[Problema proposto]
Ricopia senza modifiche le righe a partire dalla prima e fermati dopo quella che contiene "histogram-bar [197,177,268,743]", compresa.

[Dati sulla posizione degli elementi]
+ + +

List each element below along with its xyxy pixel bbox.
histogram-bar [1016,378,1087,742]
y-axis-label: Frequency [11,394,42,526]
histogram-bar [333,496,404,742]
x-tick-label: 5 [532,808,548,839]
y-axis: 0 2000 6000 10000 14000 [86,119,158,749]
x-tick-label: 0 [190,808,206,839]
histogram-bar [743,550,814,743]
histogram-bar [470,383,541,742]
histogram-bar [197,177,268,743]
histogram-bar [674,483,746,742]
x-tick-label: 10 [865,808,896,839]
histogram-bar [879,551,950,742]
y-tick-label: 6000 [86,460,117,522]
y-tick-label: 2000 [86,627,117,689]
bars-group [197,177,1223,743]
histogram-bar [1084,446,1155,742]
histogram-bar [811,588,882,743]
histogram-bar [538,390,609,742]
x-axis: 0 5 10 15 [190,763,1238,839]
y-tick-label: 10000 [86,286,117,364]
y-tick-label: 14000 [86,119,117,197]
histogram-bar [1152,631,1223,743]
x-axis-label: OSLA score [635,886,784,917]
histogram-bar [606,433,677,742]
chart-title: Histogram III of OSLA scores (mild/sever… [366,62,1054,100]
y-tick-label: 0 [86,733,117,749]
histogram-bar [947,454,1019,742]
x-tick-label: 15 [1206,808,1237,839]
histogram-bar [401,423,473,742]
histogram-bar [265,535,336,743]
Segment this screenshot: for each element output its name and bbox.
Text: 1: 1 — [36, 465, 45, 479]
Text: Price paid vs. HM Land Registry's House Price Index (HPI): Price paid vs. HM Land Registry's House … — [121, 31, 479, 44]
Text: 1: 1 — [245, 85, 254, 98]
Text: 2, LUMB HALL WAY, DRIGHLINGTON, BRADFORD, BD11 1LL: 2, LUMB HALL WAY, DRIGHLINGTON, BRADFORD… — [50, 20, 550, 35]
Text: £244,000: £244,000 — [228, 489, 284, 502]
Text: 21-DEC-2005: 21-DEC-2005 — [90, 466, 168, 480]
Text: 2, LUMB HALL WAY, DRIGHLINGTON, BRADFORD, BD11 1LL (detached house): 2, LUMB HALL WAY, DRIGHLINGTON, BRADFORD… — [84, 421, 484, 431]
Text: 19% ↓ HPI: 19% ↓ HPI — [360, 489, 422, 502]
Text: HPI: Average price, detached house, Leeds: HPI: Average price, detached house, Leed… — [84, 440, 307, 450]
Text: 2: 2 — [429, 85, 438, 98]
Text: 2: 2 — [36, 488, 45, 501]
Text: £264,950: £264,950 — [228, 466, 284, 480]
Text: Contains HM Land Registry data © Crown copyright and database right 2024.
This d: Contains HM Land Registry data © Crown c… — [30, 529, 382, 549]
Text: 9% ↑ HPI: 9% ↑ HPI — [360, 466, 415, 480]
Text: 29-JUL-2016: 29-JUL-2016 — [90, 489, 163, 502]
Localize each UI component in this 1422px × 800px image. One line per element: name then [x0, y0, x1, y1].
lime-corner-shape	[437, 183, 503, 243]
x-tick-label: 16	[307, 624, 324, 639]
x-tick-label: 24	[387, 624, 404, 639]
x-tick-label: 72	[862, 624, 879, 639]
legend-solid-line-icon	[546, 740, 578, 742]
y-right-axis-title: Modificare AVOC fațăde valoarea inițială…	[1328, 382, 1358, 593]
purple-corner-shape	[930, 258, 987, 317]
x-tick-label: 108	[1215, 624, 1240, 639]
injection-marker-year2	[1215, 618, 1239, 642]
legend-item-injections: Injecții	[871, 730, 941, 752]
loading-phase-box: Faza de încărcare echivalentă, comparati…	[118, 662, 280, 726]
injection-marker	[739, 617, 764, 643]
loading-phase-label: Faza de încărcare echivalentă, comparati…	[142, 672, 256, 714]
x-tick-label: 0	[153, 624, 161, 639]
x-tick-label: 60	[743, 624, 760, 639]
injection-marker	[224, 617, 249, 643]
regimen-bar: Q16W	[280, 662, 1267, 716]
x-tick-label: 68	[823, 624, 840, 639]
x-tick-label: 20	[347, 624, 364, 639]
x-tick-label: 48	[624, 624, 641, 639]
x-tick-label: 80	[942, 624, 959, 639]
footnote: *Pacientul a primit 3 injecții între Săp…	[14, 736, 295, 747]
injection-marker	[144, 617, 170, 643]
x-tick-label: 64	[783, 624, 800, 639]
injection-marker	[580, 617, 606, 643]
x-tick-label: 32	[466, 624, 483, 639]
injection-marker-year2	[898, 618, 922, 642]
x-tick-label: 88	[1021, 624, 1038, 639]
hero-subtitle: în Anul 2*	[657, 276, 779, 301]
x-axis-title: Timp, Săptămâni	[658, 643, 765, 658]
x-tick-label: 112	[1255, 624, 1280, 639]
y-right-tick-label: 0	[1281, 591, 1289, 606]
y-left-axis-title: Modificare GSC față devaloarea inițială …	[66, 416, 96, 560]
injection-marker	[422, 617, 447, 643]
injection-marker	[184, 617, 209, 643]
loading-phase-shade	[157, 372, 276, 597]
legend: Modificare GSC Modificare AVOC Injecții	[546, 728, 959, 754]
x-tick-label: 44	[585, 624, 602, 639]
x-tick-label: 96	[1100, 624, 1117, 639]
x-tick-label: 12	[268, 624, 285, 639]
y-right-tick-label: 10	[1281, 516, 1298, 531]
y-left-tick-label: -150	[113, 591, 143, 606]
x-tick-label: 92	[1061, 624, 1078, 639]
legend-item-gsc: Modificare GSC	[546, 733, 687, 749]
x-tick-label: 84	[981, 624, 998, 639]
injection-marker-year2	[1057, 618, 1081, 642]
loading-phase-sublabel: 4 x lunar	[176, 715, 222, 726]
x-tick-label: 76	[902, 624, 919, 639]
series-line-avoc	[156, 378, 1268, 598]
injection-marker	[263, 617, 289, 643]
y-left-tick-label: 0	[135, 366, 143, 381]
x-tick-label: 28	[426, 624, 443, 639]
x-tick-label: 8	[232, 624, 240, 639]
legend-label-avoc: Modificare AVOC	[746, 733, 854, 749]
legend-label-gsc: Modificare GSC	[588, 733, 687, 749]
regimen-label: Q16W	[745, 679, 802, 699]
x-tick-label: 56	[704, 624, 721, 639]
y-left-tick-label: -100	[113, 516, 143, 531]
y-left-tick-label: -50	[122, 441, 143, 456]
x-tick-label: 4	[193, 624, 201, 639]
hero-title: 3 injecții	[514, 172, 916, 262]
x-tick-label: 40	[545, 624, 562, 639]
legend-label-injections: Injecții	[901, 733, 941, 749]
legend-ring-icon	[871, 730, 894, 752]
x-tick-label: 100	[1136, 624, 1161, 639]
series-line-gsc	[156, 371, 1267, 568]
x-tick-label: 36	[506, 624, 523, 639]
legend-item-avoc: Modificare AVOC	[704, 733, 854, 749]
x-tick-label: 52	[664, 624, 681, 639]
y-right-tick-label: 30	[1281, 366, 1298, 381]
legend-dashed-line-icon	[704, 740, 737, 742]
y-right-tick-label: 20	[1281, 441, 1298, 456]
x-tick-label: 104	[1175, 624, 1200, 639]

+ + +

[Soluzione dell'esercizio]
List each element below along with its xyxy pixel bbox.
histogram-bar [1016,378,1087,742]
y-axis-label: Frequency [11,394,42,526]
histogram-bar [333,496,404,742]
x-tick-label: 5 [532,808,548,839]
y-axis: 0 2000 6000 10000 14000 [86,119,158,749]
x-tick-label: 0 [190,808,206,839]
histogram-bar [743,550,814,743]
histogram-bar [470,383,541,742]
histogram-bar [197,177,268,743]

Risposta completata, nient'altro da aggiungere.